- Task objective:
Transcribe, word for word, every line from the one containing "What does this" through the final line of the records, and omit the pictures.

(Entries from a dataset)
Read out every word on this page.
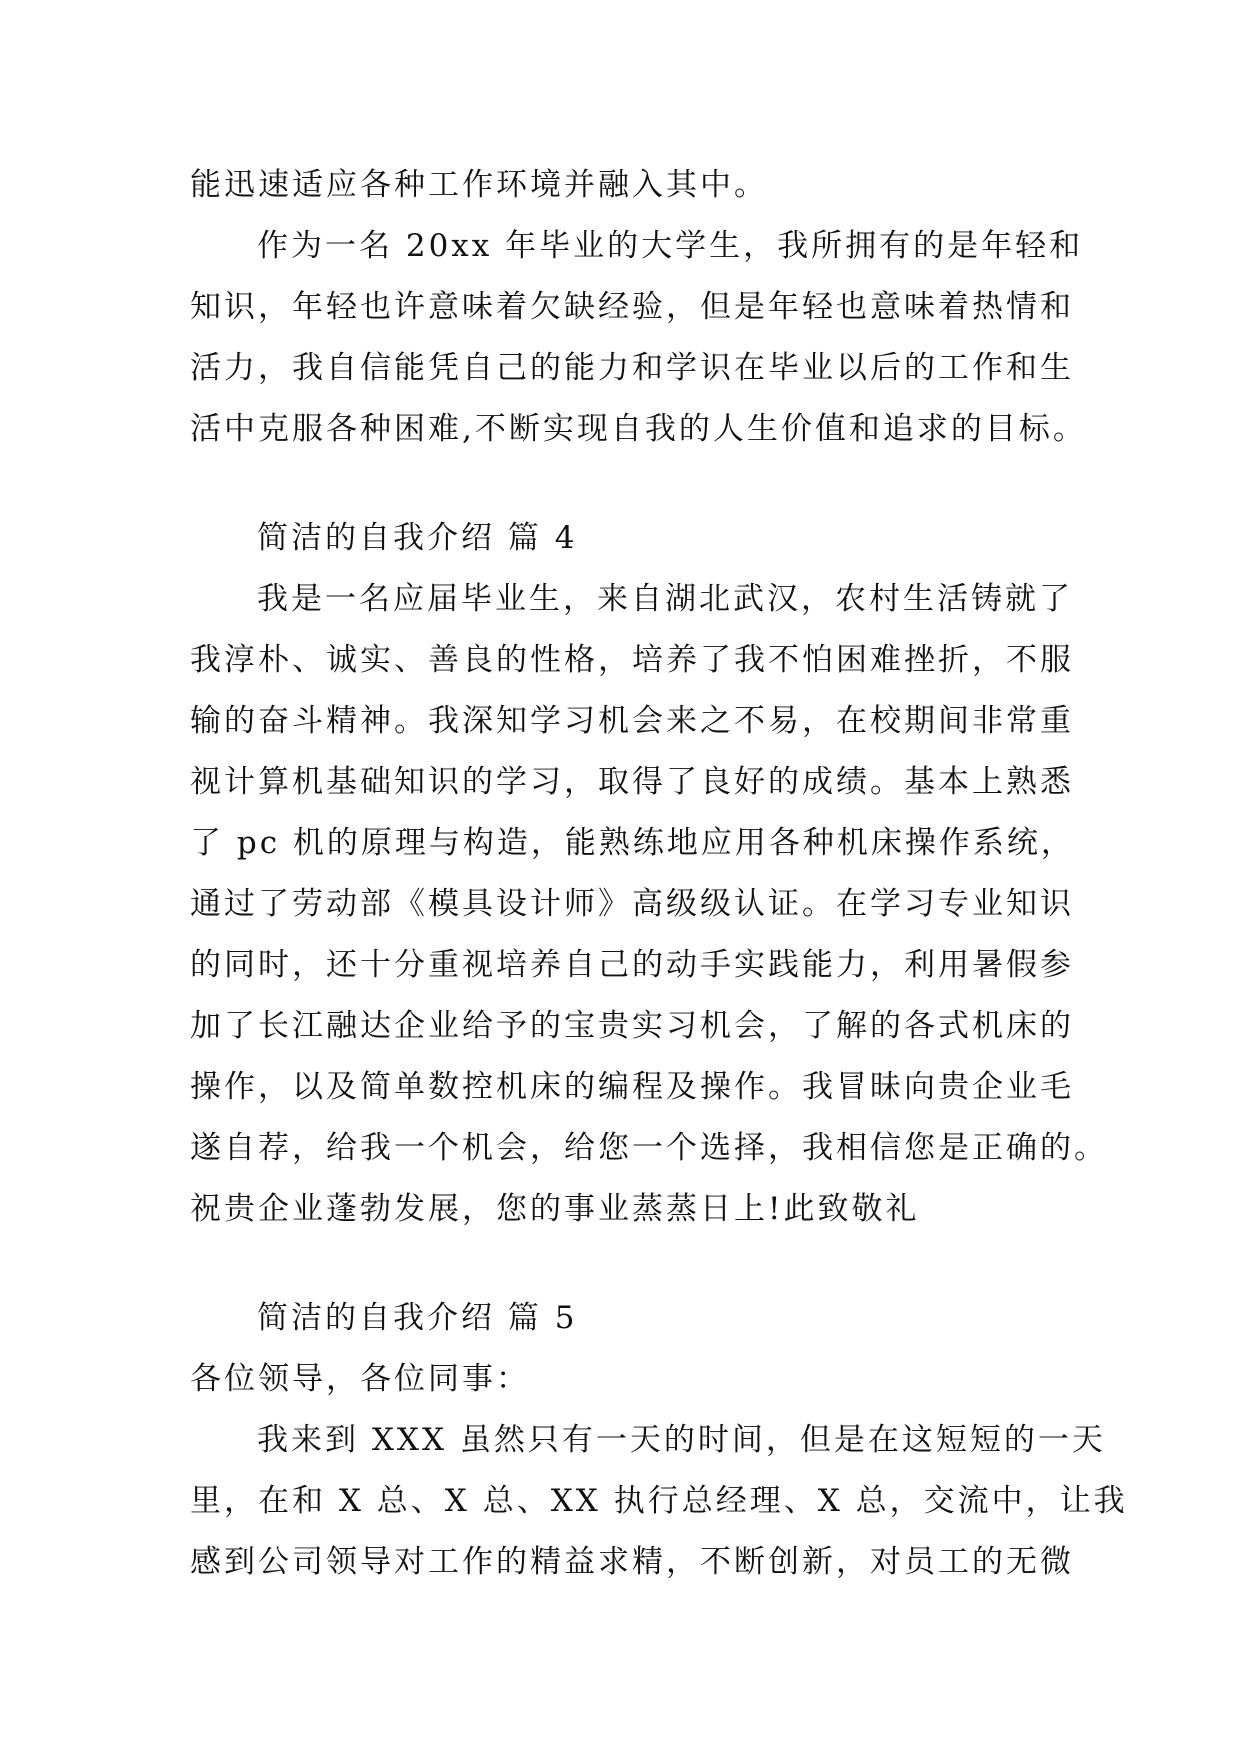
能迅速适应各种工作环境并融入其中。
作为一名 20xx 年毕业的大学生，我所拥有的是年轻和
知识，年轻也许意味着欠缺经验，但是年轻也意味着热情和
活力，我自信能凭自己的能力和学识在毕业以后的工作和生
活中克服各种困难,不断实现自我的人生价值和追求的目标。
简洁的自我介绍 篇 4
我是一名应届毕业生，来自湖北武汉，农村生活铸就了
我淳朴、诚实、善良的性格，培养了我不怕困难挫折，不服
输的奋斗精神。我深知学习机会来之不易，在校期间非常重
视计算机基础知识的学习，取得了良好的成绩。基本上熟悉
了 pc 机的原理与构造，能熟练地应用各种机床操作系统，
通过了劳动部《模具设计师》高级级认证。在学习专业知识
的同时，还十分重视培养自己的动手实践能力，利用暑假参
加了长江融达企业给予的宝贵实习机会，了解的各式机床的
操作，以及简单数控机床的编程及操作。我冒昧向贵企业毛
遂自荐，给我一个机会，给您一个选择，我相信您是正确的。
祝贵企业蓬勃发展，您的事业蒸蒸日上!此致敬礼
简洁的自我介绍 篇 5
各位领导，各位同事：
我来到 XXX 虽然只有一天的时间，但是在这短短的一天
里，在和 X 总、X 总、XX 执行总经理、X 总，交流中，让我
感到公司领导对工作的精益求精，不断创新，对员工的无微
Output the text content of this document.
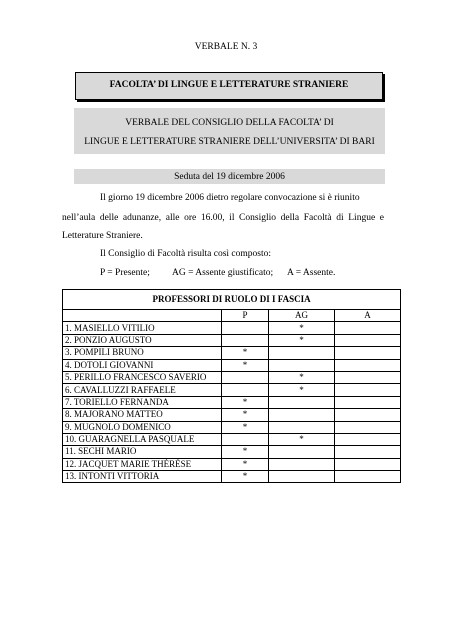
VERBALE N. 3
FACOLTA’ DI LINGUE E LETTERATURE STRANIERE
VERBALE DEL CONSIGLIO DELLA FACOLTA’ DI
LINGUE E LETTERATURE STRANIERE DELL’UNIVERSITA’ DI BARI
Seduta del 19 dicembre 2006
Il giorno 19 dicembre 2006 dietro regolare convocazione si è riunito
nell’aula delle adunanze, alle ore 16.00, il Consiglio della Facoltà di Lingue e
Letterature Straniere.
Il Consiglio di Facoltà risulta così composto:
P = Presente; AG = Assente giustificato; A = Assente.
PROFESSORI DI RUOLO DI I FASCIA			
	P	AG	A
1. MASIELLO VITILIO		*	
2. PONZIO AUGUSTO		*	
3. POMPILI BRUNO	*		
4. DOTOLI GIOVANNI	*		
5. PERILLO FRANCESCO SAVERIO		*	
6. CAVALLUZZI RAFFAELE		*	
7. TORIELLO FERNANDA	*		
8. MAJORANO MATTEO	*		
9. MUGNOLO DOMENICO	*		
10. GUARAGNELLA PASQUALE		*	
11. SECHI MARIO	*		
12. JACQUET MARIE THÉRÈSE	*		
13. INTONTI VITTORIA	*		
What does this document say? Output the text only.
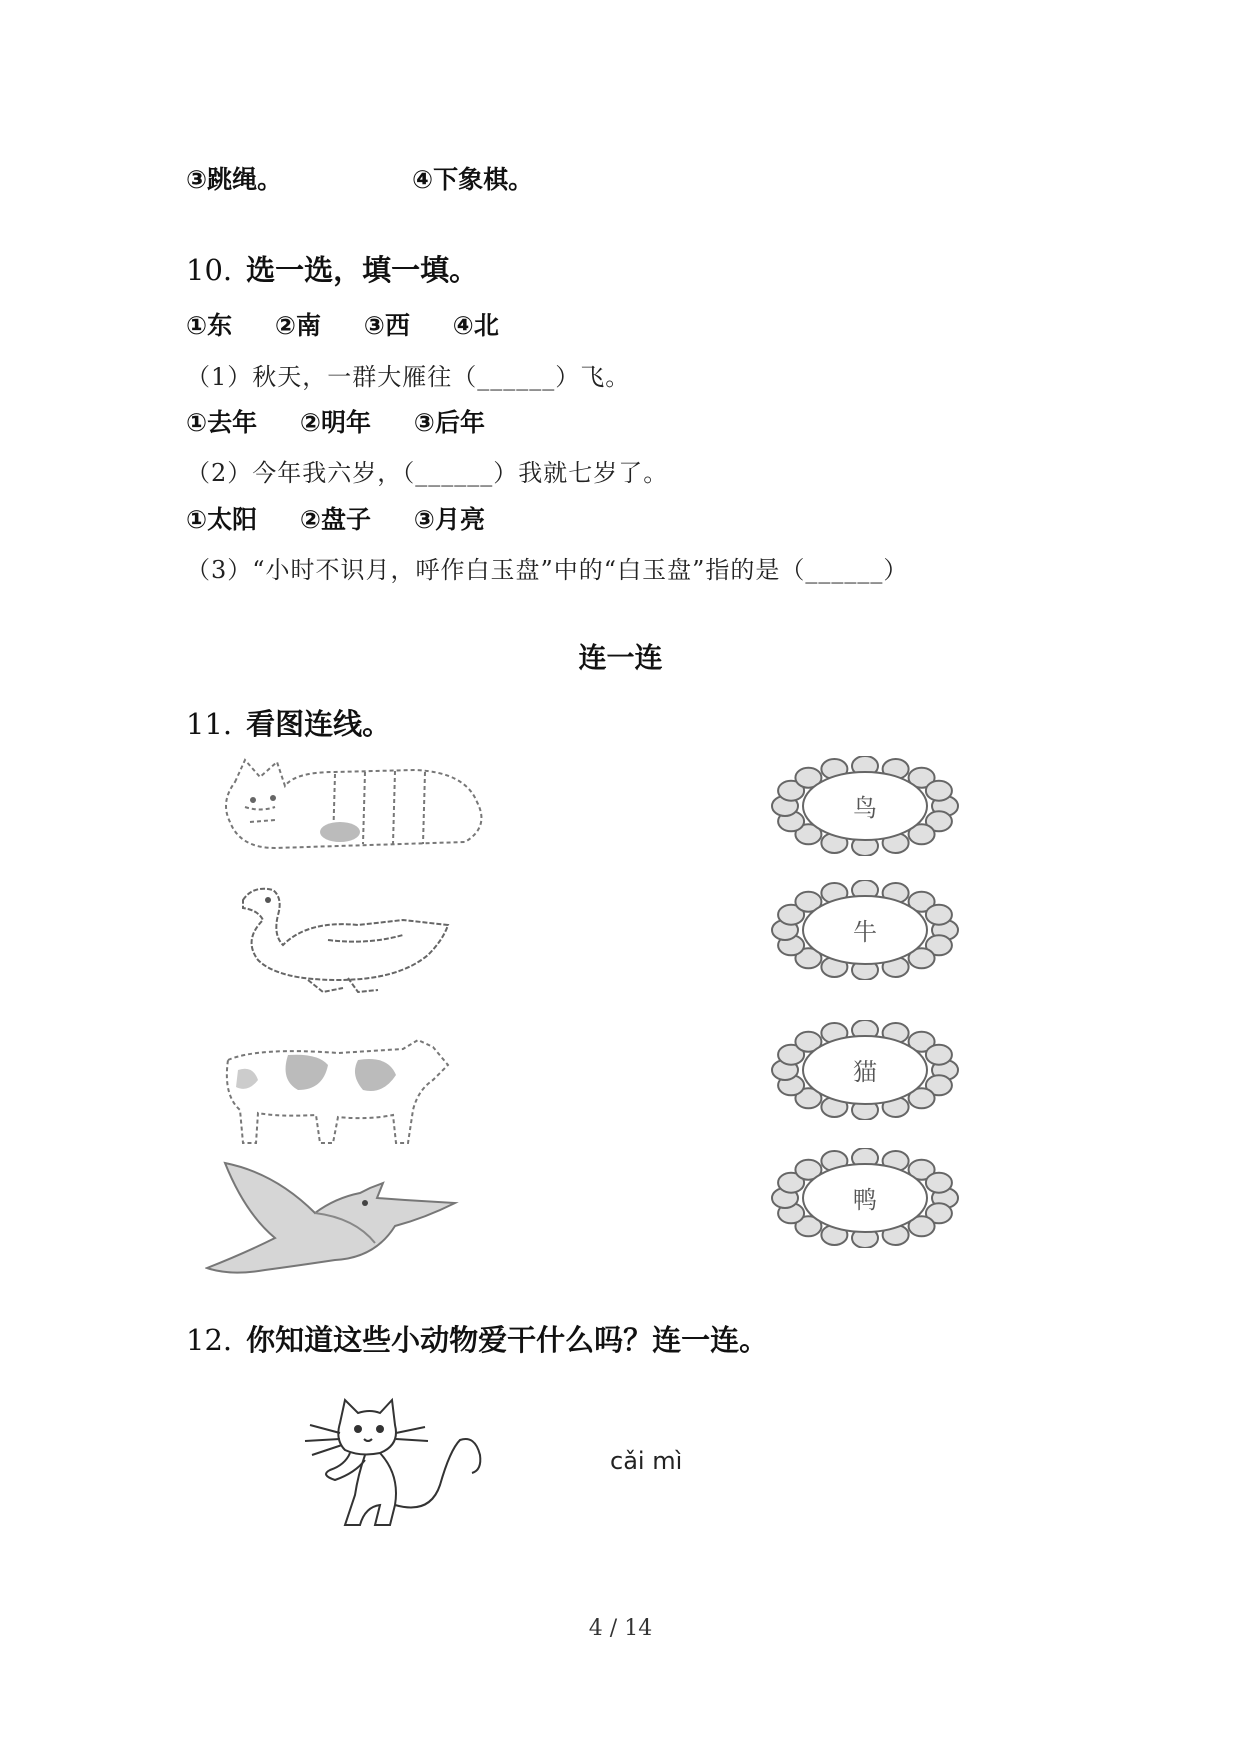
③跳绳。	④下象棋。
10. 选一选，填一填。
①东 ②南 ③西 ④北
（1）秋天，一群大雁往（______）飞。
①去年 ②明年 ③后年
（2）今年我六岁，（______）我就七岁了。
①太阳 ②盘子 ③月亮
（3）“小时不识月，呼作白玉盘”中的“白玉盘”指的是（______）
连一连
11. 看图连线。
鸟
牛
猫
鸭
12. 你知道这些小动物爱干什么吗？连一连。
cǎi mì
4 / 14
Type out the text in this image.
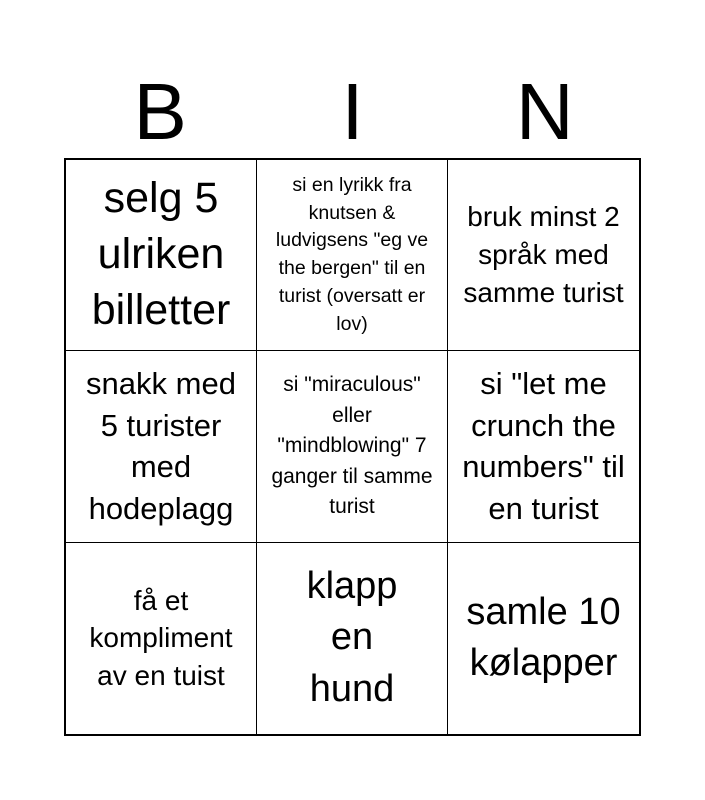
B	I	N
selg 5 ulriken billetter
si en lyrikk fra knutsen & ludvigsens "eg ve the bergen" til en turist (oversatt er lov)
bruk minst 2 språk med samme turist
snakk med 5 turister med hodeplagg
si "miraculous" eller "mindblowing" 7 ganger til samme turist
si "let me crunch the numbers" til en turist
få et kompliment av en tuist
klapp en hund
samle 10 kølapper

- Solution to this exercise:
What does this document say? Output the text only.
③跳绳。	④下象棋。
10. 选一选，填一填。
①东 ②南 ③西 ④北
（1）秋天，一群大雁往（______）飞。
①去年 ②明年 ③后年
（2）今年我六岁，（______）我就七岁了。
①太阳 ②盘子 ③月亮
（3）“小时不识月，呼作白玉盘”中的“白玉盘”指的是（______）
连一连
11. 看图连线。
鸟
牛
猫
鸭
12. 你知道这些小动物爱干什么吗？连一连。
cǎi mì
4 / 14
Type out the text in this image.
B	I	N
selg 5 ulriken billetter
si en lyrikk fra knutsen & ludvigsens "eg ve the bergen" til en turist (oversatt er lov)
bruk minst 2 språk med samme turist
snakk med 5 turister med hodeplagg
si "miraculous" eller "mindblowing" 7 ganger til samme turist
si "let me crunch the numbers" til en turist
få et kompliment av en tuist
klapp en hund
samle 10 kølapper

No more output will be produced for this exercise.